== Excerpted data

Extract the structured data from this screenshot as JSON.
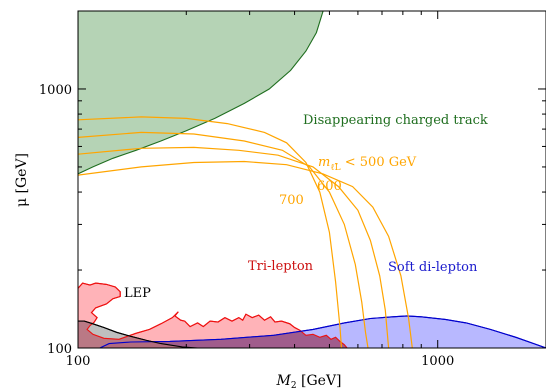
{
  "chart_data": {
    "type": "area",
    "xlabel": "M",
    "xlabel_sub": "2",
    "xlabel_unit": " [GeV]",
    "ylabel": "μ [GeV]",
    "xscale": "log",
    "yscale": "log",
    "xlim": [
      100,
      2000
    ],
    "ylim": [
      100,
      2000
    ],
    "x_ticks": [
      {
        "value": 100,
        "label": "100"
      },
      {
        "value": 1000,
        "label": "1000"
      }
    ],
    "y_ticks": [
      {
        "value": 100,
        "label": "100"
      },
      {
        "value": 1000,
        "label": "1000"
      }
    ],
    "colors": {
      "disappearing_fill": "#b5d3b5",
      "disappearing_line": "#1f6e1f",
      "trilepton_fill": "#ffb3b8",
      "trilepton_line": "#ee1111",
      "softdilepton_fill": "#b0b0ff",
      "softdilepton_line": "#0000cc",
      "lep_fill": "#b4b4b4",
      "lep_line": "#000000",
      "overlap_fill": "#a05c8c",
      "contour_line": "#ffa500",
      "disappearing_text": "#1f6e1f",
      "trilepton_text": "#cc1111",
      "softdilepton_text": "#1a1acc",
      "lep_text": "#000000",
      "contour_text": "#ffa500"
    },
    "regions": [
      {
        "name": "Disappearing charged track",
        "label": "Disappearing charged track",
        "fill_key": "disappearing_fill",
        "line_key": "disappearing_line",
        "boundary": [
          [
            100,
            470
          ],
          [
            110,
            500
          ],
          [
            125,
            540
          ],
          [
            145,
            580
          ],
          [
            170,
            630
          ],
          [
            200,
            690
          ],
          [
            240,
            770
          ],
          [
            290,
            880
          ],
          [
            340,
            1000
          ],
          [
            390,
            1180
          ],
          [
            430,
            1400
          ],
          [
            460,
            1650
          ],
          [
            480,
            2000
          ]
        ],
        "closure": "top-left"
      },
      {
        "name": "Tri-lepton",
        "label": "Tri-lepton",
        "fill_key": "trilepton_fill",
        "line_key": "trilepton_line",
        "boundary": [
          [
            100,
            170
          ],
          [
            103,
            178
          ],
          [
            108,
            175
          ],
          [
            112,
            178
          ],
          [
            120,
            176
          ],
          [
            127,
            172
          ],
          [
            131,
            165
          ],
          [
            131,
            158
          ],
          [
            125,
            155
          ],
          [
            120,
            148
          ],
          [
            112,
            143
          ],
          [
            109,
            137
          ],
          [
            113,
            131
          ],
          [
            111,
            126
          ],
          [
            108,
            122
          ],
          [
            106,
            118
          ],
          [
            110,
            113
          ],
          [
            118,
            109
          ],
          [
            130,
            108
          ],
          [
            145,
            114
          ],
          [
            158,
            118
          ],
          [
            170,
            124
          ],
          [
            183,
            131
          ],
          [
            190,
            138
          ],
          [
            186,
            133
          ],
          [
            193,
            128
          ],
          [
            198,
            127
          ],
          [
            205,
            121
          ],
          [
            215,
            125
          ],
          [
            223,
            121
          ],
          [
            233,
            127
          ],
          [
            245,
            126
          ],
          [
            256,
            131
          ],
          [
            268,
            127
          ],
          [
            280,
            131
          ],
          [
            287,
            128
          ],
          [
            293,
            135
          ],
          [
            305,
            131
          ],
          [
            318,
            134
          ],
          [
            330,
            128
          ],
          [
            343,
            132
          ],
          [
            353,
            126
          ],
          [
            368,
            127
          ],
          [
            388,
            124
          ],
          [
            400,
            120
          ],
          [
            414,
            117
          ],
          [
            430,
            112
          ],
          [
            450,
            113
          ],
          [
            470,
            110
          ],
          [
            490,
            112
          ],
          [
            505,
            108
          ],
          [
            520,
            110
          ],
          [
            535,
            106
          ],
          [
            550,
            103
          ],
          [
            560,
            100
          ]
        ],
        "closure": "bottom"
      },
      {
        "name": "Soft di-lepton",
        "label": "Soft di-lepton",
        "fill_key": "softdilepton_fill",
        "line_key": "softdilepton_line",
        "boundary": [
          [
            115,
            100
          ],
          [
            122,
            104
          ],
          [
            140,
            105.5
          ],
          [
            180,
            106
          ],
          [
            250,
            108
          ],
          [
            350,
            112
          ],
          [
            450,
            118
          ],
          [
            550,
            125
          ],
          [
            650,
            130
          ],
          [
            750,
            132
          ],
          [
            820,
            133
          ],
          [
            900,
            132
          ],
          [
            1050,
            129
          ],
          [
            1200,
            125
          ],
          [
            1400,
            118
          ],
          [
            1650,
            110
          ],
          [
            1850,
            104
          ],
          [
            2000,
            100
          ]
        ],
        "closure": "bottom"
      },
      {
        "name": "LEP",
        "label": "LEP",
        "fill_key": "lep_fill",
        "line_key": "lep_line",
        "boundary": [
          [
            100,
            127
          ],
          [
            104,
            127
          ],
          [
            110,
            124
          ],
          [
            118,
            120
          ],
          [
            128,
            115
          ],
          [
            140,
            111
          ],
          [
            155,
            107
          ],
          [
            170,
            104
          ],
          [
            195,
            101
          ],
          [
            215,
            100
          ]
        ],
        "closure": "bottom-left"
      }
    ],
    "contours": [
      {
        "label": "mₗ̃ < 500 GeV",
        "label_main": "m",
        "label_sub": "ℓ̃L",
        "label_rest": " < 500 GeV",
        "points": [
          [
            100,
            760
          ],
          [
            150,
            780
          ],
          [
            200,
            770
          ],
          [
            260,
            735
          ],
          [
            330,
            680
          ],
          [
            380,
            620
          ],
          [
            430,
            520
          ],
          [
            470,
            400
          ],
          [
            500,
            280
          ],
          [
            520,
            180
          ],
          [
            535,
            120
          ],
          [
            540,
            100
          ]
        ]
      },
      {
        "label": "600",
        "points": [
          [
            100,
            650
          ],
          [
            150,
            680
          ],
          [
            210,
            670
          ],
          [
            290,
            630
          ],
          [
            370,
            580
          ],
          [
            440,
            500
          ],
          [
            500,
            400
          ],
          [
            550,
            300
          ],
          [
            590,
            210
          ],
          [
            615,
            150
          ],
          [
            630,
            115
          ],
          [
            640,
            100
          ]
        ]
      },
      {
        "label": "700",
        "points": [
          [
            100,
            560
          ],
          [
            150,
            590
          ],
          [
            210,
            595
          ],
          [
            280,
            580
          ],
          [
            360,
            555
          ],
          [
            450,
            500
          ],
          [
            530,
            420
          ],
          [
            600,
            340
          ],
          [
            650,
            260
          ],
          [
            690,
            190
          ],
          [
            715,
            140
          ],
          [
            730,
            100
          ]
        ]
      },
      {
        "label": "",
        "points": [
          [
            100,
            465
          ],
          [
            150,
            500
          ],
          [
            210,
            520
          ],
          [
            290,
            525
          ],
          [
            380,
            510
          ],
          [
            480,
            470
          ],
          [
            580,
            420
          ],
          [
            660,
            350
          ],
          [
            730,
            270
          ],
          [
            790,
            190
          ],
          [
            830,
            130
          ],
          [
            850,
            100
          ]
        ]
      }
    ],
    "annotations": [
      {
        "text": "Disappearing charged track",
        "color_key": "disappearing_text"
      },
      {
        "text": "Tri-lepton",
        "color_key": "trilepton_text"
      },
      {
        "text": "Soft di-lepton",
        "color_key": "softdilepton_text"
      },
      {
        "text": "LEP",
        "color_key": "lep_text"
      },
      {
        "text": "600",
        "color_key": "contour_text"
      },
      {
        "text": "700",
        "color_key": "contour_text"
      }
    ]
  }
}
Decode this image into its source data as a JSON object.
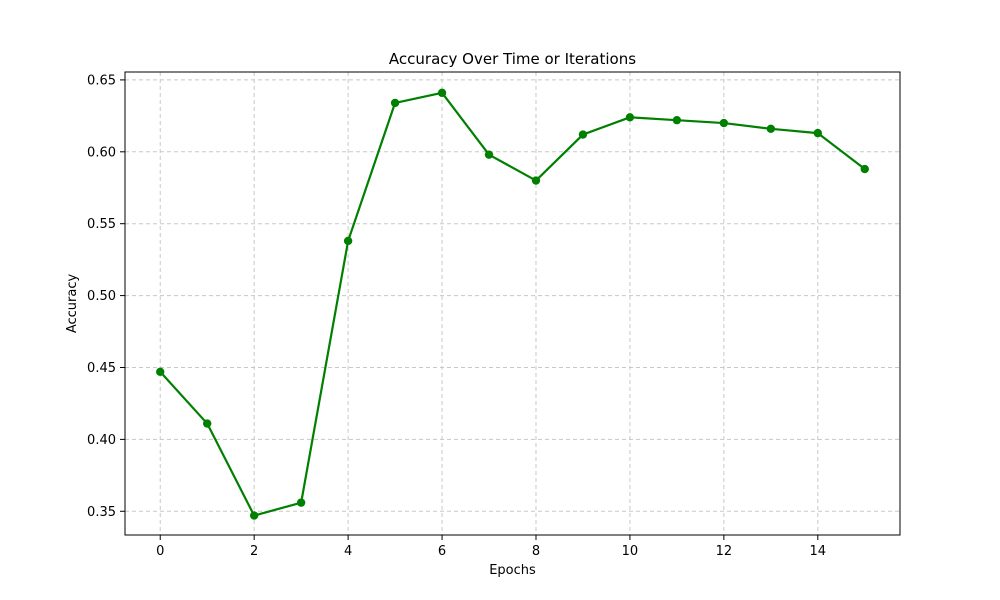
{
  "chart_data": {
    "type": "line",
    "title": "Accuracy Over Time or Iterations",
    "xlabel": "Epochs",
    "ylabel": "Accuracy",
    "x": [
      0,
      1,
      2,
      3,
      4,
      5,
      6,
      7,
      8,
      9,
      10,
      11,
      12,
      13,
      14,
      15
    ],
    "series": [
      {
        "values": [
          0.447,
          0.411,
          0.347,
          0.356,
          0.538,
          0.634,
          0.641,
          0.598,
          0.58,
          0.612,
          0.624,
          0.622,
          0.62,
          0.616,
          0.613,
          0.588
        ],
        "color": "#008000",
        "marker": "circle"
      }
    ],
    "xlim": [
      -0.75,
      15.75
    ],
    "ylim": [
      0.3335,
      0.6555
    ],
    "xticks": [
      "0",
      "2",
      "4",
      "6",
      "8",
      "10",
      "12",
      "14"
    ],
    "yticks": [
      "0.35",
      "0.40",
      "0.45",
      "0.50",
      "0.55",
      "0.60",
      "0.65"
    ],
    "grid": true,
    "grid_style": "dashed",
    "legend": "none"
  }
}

====

Copy whichever lines in the listing above contain the word "track".

Full output:
        "name": "Disappearing charged track",
        "label": "Disappearing charged track",
        "text": "Disappearing charged track",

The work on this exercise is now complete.